>>>
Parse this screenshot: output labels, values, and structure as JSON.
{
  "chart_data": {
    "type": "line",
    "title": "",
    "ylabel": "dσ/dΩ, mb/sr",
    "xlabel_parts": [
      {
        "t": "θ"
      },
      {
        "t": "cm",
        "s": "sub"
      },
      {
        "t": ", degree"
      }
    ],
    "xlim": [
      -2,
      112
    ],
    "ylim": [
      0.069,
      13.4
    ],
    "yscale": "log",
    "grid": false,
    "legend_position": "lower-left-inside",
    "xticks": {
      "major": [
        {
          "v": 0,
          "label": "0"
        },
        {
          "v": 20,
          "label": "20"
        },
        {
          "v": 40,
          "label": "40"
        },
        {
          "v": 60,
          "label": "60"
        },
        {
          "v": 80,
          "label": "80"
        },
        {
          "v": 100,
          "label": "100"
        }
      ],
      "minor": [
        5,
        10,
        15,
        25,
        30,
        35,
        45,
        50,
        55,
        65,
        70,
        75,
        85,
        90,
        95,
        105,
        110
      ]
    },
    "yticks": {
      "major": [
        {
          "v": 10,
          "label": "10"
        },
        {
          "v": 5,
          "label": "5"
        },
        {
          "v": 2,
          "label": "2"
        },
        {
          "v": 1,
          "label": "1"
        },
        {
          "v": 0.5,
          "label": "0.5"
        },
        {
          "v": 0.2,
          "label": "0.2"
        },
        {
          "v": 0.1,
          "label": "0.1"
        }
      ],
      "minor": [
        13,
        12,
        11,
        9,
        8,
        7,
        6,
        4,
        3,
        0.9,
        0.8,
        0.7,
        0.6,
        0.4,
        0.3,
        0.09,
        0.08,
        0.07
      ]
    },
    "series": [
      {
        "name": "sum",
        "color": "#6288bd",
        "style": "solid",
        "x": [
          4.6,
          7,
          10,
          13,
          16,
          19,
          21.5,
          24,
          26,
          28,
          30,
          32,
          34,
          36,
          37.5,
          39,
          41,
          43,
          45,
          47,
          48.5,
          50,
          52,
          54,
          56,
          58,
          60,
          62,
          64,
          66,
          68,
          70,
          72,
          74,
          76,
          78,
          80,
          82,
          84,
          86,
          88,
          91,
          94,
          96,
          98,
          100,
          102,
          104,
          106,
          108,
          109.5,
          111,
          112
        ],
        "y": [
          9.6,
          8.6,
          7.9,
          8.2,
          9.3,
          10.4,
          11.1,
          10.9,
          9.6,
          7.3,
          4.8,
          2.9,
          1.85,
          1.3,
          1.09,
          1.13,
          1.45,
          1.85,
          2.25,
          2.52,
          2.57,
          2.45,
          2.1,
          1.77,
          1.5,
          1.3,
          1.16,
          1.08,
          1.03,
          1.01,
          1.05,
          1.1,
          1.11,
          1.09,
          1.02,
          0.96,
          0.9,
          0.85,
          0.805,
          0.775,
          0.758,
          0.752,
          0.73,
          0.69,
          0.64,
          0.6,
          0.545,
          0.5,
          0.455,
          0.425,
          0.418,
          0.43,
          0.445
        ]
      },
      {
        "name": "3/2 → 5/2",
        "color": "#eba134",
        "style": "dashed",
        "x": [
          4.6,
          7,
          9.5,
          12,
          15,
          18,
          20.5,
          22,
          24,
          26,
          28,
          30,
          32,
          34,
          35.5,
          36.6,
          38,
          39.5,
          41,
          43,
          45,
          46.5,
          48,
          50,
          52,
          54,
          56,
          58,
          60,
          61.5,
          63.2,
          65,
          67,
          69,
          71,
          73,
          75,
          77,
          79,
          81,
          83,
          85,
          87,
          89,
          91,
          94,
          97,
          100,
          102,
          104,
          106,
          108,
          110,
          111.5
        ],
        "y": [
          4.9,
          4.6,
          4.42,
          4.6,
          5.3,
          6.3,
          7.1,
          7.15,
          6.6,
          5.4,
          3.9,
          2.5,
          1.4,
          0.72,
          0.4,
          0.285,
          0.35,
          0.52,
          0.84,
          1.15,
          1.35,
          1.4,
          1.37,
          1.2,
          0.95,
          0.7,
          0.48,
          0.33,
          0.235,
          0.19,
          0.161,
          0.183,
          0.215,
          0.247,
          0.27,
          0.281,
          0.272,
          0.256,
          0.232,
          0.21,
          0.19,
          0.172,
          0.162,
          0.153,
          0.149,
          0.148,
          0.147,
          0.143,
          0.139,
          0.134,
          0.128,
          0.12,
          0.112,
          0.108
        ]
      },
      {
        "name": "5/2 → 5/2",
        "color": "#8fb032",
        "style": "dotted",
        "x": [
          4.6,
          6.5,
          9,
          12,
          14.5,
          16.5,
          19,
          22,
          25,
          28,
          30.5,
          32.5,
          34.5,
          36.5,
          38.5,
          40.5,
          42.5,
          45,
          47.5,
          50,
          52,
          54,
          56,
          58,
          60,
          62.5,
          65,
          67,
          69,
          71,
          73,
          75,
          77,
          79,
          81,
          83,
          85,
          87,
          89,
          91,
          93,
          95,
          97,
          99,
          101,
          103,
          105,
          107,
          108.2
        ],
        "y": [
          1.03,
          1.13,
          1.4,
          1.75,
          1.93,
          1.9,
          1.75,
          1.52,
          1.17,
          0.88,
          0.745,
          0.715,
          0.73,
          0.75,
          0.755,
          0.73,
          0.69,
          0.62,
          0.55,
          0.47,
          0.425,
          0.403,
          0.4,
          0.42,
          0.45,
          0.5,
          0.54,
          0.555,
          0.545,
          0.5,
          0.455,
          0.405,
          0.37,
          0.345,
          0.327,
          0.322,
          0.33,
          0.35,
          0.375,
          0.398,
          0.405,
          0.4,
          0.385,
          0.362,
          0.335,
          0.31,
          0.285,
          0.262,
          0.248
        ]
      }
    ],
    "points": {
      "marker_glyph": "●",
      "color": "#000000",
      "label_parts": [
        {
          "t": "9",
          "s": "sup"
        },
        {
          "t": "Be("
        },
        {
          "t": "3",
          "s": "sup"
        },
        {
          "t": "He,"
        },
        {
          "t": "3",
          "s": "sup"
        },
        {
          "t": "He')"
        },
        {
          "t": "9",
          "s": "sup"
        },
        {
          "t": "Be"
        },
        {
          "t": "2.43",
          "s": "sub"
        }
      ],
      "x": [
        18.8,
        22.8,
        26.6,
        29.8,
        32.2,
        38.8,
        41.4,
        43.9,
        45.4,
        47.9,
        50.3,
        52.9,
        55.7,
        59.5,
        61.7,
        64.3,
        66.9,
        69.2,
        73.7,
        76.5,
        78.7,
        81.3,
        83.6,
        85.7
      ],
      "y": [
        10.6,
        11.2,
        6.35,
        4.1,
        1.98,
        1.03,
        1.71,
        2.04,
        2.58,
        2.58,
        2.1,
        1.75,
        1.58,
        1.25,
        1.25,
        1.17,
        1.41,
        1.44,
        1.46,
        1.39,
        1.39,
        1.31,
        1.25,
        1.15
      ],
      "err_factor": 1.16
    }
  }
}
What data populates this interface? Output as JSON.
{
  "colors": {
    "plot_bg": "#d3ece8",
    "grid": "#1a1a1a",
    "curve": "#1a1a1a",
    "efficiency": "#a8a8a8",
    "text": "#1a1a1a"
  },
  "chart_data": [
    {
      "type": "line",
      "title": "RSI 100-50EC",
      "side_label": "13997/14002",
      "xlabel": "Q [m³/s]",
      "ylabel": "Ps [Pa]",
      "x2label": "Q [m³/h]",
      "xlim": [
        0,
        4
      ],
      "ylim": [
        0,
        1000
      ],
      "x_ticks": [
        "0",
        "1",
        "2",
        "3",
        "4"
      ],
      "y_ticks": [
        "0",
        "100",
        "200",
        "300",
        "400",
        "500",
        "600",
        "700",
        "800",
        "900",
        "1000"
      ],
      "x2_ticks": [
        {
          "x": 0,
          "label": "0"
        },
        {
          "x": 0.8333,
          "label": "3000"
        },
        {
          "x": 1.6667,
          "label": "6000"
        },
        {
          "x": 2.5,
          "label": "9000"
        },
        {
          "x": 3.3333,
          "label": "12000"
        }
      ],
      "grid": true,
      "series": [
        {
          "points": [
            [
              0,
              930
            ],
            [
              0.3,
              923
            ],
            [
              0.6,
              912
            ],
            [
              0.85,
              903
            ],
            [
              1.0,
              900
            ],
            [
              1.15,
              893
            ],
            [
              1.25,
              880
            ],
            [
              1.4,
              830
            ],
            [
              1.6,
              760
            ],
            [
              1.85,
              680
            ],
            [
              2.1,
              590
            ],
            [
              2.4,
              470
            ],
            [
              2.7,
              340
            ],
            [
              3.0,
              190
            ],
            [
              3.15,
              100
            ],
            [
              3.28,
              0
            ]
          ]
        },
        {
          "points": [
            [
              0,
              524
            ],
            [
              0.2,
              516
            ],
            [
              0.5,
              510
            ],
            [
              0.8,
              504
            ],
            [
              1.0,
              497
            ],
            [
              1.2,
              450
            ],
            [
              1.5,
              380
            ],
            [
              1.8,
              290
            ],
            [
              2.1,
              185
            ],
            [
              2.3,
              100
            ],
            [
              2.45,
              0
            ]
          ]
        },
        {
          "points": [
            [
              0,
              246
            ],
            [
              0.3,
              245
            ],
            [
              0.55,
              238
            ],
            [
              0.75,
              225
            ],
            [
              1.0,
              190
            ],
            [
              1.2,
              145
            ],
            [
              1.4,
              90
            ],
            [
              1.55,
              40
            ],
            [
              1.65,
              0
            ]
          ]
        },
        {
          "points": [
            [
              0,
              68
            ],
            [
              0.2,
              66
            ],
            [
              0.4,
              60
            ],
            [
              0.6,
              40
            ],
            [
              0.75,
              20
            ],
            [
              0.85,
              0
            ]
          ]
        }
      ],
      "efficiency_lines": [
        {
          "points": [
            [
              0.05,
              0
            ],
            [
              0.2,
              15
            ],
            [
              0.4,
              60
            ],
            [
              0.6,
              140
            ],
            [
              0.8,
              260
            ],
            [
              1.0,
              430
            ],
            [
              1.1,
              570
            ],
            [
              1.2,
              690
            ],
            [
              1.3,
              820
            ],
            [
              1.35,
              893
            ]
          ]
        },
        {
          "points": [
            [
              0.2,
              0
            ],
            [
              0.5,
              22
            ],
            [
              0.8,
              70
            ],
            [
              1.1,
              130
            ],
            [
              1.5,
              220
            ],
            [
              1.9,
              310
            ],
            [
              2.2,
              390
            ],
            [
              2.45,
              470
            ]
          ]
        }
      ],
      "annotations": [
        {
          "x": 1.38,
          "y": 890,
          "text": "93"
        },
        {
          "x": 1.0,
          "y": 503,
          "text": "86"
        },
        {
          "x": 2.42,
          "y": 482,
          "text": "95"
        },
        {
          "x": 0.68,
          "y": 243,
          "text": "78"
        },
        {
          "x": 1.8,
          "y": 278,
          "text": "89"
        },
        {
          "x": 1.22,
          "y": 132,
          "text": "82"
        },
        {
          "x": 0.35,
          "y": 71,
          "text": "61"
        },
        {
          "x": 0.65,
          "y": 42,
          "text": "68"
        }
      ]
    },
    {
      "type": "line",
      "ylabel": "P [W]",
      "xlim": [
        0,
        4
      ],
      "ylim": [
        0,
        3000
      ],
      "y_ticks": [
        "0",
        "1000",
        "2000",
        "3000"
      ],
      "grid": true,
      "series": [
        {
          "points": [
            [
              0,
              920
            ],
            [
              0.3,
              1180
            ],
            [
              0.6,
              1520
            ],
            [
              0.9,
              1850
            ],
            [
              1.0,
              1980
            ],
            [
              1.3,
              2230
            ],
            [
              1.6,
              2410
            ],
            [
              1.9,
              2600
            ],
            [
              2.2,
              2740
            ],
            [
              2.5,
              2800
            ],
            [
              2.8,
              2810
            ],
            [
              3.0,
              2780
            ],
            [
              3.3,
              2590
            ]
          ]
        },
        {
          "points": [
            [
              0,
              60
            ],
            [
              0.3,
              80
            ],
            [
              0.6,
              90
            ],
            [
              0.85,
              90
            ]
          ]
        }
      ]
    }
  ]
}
<<<
= Direction =
Find all lines where the word "grid" appears. Copy them.

= Result of this task =
    "grid": false,
    "grid": "#1a1a1a",
      "grid": true,
      "grid": true,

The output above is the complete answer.